(Problem statement):
Copy out all lines in the data below containing the string "placement".

*** Task data ***

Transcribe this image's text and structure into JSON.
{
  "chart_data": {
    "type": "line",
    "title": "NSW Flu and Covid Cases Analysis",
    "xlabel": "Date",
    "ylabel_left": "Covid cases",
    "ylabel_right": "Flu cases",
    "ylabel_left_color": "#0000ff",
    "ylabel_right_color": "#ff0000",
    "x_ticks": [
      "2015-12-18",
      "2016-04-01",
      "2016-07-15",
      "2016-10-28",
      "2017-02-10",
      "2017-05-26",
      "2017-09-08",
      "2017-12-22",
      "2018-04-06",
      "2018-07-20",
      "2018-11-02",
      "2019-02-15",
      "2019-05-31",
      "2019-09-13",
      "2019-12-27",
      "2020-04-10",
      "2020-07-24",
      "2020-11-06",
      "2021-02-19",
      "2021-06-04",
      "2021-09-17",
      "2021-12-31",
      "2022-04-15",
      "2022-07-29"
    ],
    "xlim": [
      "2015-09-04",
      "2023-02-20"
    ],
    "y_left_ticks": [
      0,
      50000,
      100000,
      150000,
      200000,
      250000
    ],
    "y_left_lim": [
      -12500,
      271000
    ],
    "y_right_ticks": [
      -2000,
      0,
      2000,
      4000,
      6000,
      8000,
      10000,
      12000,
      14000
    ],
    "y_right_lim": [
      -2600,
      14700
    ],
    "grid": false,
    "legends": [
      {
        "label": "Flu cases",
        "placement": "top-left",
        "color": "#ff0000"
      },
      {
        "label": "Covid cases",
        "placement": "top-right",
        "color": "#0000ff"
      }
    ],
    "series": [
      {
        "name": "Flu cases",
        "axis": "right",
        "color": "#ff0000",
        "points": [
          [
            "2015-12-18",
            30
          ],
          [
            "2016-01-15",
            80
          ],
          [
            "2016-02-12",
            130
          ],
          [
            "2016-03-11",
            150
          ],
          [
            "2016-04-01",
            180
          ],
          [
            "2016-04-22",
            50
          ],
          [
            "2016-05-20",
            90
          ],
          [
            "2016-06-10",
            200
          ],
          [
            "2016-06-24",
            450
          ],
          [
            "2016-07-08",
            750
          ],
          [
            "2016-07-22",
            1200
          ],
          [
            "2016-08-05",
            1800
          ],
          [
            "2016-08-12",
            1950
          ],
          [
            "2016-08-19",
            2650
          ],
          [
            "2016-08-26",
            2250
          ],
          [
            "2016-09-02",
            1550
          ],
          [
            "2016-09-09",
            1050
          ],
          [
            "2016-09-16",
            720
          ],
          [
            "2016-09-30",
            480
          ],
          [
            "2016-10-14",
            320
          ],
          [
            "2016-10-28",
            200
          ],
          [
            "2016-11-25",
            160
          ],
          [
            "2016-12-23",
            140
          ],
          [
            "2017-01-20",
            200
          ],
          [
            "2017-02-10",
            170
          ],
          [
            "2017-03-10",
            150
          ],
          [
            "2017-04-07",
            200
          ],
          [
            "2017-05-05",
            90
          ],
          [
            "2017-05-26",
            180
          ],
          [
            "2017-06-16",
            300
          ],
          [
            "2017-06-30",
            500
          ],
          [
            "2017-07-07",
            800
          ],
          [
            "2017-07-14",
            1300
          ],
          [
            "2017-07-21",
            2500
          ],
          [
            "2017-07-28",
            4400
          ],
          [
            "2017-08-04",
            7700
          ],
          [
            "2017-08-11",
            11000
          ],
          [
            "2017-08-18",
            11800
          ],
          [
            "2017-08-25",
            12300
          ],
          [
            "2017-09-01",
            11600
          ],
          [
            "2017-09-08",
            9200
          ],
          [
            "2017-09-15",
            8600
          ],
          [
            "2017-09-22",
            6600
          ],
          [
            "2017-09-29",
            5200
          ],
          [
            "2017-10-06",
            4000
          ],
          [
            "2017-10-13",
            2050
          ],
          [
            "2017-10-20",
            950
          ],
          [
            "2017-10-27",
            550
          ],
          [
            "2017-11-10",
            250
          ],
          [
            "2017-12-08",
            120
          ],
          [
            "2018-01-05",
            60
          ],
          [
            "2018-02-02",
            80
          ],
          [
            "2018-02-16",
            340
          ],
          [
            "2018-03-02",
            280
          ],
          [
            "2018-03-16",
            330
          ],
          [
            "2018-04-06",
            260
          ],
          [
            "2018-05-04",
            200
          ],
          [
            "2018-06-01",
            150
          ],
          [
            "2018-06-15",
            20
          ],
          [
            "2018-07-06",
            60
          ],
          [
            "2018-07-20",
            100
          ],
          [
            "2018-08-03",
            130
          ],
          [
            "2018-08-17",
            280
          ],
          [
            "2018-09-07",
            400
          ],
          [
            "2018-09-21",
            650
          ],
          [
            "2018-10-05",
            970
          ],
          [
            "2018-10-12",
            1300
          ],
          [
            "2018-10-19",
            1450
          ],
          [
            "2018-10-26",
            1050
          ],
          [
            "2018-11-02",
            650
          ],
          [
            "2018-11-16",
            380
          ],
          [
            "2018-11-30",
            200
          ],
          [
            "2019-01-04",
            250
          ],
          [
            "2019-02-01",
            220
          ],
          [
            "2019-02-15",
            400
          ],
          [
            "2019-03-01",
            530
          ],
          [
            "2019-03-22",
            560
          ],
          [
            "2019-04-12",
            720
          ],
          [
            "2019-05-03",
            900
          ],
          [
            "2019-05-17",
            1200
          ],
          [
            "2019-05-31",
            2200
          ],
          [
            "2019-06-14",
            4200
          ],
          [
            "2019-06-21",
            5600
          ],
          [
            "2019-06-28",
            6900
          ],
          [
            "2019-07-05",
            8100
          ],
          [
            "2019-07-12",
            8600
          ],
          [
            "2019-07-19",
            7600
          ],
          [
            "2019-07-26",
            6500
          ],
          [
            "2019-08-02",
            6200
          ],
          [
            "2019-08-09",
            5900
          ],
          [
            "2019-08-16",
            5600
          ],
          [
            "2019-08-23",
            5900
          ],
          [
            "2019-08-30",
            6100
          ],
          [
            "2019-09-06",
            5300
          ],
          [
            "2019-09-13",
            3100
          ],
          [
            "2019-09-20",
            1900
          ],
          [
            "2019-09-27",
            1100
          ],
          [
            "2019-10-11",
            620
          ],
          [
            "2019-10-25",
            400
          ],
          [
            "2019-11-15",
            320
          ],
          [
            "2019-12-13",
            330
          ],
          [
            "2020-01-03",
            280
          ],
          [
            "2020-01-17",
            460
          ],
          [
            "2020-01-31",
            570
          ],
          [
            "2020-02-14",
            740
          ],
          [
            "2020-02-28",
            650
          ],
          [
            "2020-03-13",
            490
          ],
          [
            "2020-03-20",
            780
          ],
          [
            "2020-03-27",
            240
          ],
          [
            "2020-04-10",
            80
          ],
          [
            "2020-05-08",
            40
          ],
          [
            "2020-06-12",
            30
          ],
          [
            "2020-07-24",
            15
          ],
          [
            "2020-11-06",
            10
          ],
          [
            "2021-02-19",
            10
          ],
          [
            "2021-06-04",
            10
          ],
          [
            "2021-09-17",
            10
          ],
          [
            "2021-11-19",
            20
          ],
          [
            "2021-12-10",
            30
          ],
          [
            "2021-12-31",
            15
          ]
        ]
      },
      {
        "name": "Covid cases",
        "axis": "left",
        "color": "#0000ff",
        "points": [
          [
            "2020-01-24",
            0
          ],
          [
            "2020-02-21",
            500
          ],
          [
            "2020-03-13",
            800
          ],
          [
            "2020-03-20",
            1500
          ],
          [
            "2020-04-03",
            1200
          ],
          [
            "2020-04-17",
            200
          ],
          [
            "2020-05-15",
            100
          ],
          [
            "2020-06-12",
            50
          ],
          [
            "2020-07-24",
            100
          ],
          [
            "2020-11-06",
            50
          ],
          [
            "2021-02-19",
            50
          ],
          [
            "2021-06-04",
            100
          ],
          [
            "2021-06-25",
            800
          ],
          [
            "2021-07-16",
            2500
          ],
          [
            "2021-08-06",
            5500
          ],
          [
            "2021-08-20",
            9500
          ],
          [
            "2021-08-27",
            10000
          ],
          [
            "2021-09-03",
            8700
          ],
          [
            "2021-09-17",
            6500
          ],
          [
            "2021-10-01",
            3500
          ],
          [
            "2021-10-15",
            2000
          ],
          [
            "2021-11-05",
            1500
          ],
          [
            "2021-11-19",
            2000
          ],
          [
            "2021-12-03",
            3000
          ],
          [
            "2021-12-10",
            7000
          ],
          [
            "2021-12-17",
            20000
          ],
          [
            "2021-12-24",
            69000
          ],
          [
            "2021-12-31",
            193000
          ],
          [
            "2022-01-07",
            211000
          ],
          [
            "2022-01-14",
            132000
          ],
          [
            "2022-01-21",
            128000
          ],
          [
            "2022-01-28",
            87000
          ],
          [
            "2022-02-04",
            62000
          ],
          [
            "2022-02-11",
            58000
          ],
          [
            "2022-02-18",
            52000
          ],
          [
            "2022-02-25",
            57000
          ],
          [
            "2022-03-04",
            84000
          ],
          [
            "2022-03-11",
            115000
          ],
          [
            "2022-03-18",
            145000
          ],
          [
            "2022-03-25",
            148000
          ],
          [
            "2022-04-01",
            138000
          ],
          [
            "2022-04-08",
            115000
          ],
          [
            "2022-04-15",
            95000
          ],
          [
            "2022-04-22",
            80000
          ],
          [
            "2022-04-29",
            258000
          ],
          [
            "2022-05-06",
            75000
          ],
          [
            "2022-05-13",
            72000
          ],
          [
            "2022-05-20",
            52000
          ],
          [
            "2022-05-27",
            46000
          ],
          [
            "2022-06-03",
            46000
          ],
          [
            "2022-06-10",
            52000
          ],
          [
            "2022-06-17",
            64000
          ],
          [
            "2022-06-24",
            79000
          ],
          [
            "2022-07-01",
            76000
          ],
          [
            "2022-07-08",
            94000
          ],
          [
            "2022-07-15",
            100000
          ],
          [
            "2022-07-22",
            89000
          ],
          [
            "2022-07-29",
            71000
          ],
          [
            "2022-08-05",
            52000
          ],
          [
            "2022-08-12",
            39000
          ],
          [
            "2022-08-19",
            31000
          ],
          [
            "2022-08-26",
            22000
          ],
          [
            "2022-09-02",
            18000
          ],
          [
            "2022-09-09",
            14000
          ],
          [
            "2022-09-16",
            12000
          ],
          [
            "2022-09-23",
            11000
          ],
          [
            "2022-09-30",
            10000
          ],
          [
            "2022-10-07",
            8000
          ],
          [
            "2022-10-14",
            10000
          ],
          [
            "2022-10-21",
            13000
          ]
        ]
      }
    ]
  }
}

***

(Task solution):
        "placement": "top-left",
        "placement": "top-right",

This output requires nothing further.